▶ What to work on: Please list all lines of the material below in which the string "from" occurs.

▶ Record set:
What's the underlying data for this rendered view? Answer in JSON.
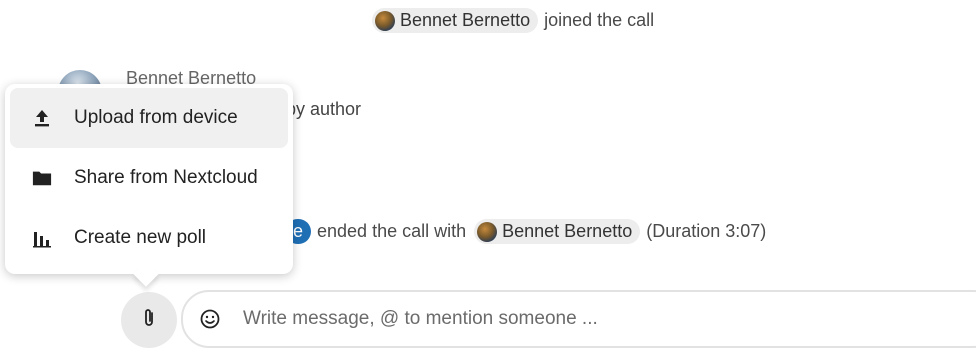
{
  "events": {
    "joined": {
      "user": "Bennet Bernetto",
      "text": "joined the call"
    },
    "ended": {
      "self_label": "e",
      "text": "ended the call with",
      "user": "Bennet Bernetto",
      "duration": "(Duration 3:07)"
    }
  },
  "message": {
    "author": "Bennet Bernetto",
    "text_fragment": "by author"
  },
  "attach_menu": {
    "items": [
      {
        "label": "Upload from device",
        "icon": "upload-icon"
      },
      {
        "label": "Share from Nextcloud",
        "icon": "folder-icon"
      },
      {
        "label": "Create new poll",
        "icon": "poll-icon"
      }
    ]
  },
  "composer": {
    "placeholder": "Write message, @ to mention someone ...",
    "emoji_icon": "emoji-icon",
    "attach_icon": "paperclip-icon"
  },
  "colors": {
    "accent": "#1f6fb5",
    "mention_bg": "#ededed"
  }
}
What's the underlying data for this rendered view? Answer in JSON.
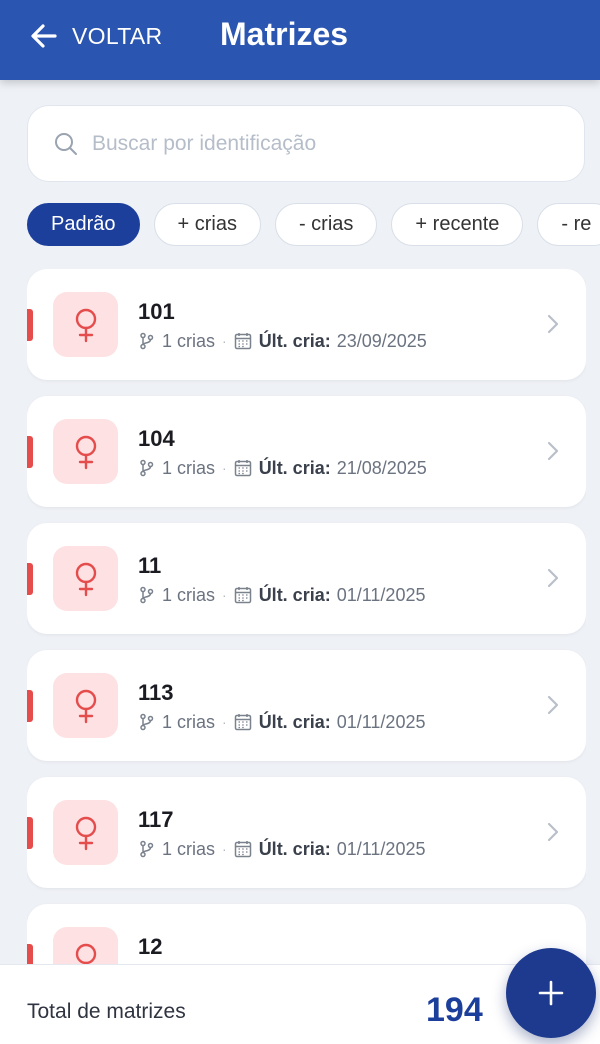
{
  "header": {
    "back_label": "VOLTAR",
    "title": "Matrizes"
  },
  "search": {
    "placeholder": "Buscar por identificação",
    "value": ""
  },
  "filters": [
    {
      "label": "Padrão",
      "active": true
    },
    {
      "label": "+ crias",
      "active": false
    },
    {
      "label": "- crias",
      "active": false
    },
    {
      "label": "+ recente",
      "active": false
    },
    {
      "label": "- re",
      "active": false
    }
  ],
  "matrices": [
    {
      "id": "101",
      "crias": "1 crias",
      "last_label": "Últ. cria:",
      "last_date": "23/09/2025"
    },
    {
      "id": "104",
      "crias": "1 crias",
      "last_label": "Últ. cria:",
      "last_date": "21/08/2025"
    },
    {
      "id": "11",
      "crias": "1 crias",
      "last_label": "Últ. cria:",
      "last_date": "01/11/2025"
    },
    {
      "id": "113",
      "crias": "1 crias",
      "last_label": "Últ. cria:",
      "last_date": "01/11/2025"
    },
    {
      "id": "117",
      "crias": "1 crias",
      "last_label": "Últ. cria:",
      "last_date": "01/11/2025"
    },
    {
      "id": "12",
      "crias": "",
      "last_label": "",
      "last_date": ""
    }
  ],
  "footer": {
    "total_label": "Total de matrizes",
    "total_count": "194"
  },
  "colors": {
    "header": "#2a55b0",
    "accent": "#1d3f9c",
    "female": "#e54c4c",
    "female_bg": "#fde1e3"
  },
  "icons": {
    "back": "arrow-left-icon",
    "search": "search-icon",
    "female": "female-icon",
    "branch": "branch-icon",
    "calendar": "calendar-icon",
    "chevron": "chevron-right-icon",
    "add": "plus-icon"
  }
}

▶ Solution:
        "label": "Upload from device",
        "label": "Share from Nextcloud",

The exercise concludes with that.